**WHAT YOU WILL DO:** Carry on the roundup of favorite 2020 LGBTQ+ television shows below, picking up right after its last paragraph.

**EXTRACT:**
Television has been our saving grace this year. For the past ten-ish months in quarantine, we’ve had bugger all to do except binge *everything* on the small screen to distract us from the daily horrors of the news. Thankfully, 2020 has been one of the best years on record for television – especially when it comes to LGBTQ+ representation.
Queer superheroes have been rescuing their respective universes from impending doom, while drag queens have continued to sashay, shantay and panther down the runway. Various characters – old and new – have also proudly flown the rainbow flag, inspiring a whole new generation of queer viewers in the process.
Here, we’ve rounded up our 20 favourite LGBTQ+ shows the year. Remember, this isn’t a ranking – we’ve listed our choices in alphabetical order, with our number one show of the year at the bottom. Can we get a drum roll please?
Atypical delivered its boldest and most confident instalment to date in 2020 as it continued to develop the groundbreaking story of Sam Gardner (Keir Gilchrist) in new and intriguing ways. The dramedy also introduced one of the most shipped couples on air right now with Casey (Brigette Lundy-Paine) and Izzie (Fivel Stewart), whose relationship finally transcended friendship. It was about time! Now, bring on season four…
Canada’s Drag Race
Although the Canadian iteration of Drag Race was in dire need of a RuPaul-esque host, it delivered in every other aspect thanks to fierce contestants such as Priyanka, Scarlett Bobo, Rita Baga, Jimbo and Lemon. Priyanka’s lip-sync against Kiara to the beat of Celine Dion’s I Drove All Night still ranks as the lip-sync of the year slash past few years, and her subsequent win ushered in our current – as our reigning All Stars winner Shea Couleé puts it – “Melanin Dynasty”.
Dead to Me
Jen (Christina Applegate) and Judy (Linda Cardellini) returned for another dose of middle-class chaos earlier this year with season two of Dead to Me – with a refreshingly queer turn. The latter’s relationship with recurring character Michelle (Natalie Morales) felt quite groundbreaking – especially in a drama this mainstream – for treating a romance between two women as completely normal, with no elements of homophobia and ignorance in the storyline. Other shows need to take note.
Instead of a fourth regular season like fans anticipated, The Boulet Brothers resurrected their beloved horror reality series for a spine-chilling, All Stars-esque showdown with beloved past contestants such as SAINT, Frankie Doom and Victoria Black. It was gorier, freakier and (somehow) more outrageous. Above all, it was innovative – it presented drag in a way that’s never been seen on television before. GIVE THIS SHOW MORE LOVE!
The ridiculously attractive students of Las Encinas continued to wreak havoc for their final semester in Élite’s critically-acclaimed third outing. Of course, it boasted another bonkers mystery, a bonkers mystery that hit the mark purely because of the charismatic teens – especially Arón Piper and Omar Ayuso’s championed gay couple Ander and Omar. Honestly, we can’t get enough.

**Element and box listings:**
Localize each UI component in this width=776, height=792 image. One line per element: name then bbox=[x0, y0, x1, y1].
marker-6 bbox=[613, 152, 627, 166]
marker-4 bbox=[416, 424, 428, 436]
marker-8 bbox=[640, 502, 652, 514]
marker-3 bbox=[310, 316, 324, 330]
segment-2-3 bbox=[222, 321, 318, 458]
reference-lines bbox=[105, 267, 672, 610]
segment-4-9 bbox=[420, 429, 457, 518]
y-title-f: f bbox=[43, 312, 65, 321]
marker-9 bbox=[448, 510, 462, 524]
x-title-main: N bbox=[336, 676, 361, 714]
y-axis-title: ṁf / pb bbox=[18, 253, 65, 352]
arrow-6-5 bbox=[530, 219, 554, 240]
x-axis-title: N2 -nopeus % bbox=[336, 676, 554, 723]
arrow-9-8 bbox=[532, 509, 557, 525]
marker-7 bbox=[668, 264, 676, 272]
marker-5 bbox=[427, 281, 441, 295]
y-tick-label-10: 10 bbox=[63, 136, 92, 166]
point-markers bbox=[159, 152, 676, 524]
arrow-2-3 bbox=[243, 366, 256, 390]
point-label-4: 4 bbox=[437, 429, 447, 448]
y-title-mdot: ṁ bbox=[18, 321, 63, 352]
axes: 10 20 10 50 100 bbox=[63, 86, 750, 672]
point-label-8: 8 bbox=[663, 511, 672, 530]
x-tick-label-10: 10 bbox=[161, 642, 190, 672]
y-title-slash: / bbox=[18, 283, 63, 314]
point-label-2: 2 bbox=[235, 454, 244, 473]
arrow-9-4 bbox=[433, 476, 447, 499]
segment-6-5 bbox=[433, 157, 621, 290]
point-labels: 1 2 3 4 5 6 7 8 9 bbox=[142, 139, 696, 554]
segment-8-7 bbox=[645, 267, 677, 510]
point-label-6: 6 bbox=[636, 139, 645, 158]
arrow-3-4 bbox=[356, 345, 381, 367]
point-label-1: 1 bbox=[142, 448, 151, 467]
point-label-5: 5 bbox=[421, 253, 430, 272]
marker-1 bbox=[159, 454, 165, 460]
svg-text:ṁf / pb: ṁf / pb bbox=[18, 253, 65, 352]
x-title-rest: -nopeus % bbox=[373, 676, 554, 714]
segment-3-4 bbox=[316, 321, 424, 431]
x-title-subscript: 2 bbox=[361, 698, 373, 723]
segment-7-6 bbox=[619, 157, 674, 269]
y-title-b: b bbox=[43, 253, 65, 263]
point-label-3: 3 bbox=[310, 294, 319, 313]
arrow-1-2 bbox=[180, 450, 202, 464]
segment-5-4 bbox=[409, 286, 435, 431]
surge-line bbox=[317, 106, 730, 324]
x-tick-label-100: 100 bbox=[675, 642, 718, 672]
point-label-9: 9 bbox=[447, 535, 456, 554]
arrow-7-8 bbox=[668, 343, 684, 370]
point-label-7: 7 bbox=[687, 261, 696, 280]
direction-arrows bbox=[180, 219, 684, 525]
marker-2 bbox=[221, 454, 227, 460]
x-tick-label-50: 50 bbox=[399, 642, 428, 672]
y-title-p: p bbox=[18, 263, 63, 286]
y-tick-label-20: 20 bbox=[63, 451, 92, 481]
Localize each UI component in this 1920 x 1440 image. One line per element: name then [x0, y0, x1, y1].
* * *
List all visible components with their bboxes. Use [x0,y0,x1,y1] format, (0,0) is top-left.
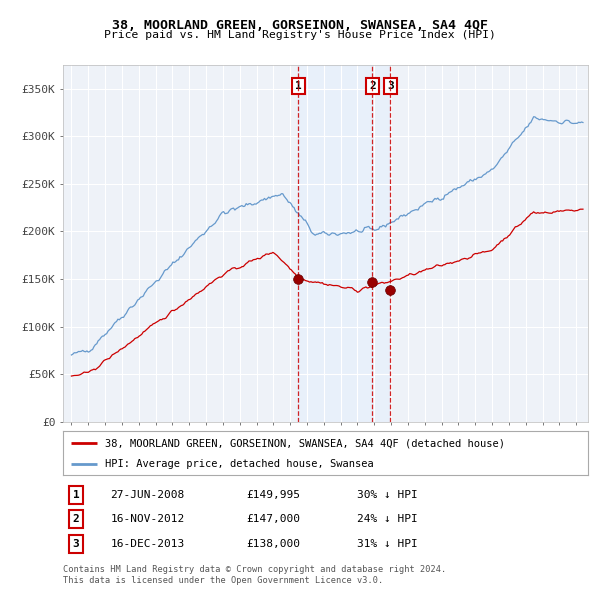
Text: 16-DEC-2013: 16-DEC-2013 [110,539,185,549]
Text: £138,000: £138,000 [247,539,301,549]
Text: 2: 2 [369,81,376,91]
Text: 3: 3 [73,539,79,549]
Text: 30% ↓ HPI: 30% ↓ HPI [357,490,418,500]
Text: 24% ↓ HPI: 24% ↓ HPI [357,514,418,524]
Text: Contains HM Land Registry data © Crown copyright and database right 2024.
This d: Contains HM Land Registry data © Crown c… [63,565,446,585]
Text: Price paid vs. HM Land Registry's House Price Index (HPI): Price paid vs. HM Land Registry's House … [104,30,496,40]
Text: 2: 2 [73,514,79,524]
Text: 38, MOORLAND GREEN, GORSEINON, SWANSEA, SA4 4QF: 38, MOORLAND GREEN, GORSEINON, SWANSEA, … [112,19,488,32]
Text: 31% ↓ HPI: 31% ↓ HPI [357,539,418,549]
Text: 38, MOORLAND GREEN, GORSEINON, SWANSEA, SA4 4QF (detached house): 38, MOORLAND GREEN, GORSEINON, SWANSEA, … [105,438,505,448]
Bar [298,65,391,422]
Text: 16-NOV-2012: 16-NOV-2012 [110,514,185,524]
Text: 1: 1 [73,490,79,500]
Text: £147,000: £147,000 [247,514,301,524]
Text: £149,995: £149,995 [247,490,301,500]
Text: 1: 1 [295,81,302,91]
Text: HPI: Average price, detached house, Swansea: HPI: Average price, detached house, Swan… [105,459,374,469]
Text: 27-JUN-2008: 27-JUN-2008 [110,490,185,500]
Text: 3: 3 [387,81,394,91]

**RESPONSE TO THE EXERCISE:**
Yes, we know this is technically cheating because it only returned for one episode, but Trouble Don’t Last Always was an EPISODE. Know what we mean? Fresh off her historic win at the Primetime Emmy Awards, Zendaya returned as troubled teen Rue, who, on the brink of another relapse, spent an hour discussing drug addiction and her lack of faith with sponsor Ali (Colmon Domingo). It was one of the most powerful hours of television this year, and a perfect introduction to the show’s forthcoming second season.
The Haunting of Bly Manor
Unlike its spine-chillingly scary predecessor, The Haunting of Bly Manor was, at its core, a love story. The terror at the titular manor ultimately took a backseat to the brewing romance between Dani (Victoria Pedretti) and Jamie (Amelia Eve), resulting in one of the most heartbreaking finales of 2020. (Is Sheryl Crow’s I Shall Believe still a trigger for anyone else?) Like Dead to Me, Mike Flanagan’s second horror adventure depicted romantic love between two women as entirely regular, which still isn’t the case in most television and film productions.
Ryan Murphy’s seven-episode limited series highlighted the racism, sexism, homophobia and decades-old power dynamics that are still prevalent in the entertainment industry today. While the show may have garnered a mixed response from critics, it’s received plenty of praise from viewers who loved getting the chance to see a more diverse depiction of Hollywood where everyone (who deserves it) gets a happy ending.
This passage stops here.